What the task asks: Wherever the string "this" appears, copy the whole line.

%%

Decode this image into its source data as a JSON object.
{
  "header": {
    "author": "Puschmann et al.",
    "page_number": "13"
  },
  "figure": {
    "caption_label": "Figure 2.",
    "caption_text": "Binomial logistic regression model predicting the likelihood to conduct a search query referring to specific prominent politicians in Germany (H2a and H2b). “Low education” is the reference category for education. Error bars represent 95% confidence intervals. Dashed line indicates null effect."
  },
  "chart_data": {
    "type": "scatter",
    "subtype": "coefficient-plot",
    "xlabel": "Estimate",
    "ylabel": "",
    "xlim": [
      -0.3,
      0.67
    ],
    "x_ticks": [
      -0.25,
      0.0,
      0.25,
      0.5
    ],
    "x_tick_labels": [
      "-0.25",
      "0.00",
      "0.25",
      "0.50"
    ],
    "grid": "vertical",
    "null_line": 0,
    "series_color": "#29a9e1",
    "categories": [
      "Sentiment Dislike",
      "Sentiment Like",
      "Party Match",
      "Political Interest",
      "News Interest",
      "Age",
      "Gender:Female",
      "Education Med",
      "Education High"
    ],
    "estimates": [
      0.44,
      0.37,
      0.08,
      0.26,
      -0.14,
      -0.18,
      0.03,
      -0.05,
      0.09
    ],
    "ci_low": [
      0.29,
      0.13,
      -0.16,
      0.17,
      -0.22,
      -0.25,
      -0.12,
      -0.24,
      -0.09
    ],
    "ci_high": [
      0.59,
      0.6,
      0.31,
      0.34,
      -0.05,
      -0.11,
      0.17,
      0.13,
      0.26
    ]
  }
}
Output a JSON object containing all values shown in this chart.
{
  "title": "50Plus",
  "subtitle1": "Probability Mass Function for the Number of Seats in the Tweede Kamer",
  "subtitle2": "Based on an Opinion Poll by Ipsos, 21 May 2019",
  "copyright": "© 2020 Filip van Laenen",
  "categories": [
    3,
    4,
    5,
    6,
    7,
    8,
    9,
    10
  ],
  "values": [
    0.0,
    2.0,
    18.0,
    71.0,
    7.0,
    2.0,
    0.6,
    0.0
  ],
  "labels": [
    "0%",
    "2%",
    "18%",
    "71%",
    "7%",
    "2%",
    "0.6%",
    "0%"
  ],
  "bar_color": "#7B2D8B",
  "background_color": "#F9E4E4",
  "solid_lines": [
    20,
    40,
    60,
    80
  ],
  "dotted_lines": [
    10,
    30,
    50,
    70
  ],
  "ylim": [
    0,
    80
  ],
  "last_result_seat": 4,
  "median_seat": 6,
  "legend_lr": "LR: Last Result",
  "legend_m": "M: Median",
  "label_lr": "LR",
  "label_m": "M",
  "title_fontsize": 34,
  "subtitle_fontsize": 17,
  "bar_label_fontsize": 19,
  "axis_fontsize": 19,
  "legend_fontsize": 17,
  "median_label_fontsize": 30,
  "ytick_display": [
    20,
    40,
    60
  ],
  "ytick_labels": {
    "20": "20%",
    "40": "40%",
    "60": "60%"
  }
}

%%

Response to the exercise:
Decode this image into its source data as a JSON object.
Output a JSON object containing all values shown in this chart.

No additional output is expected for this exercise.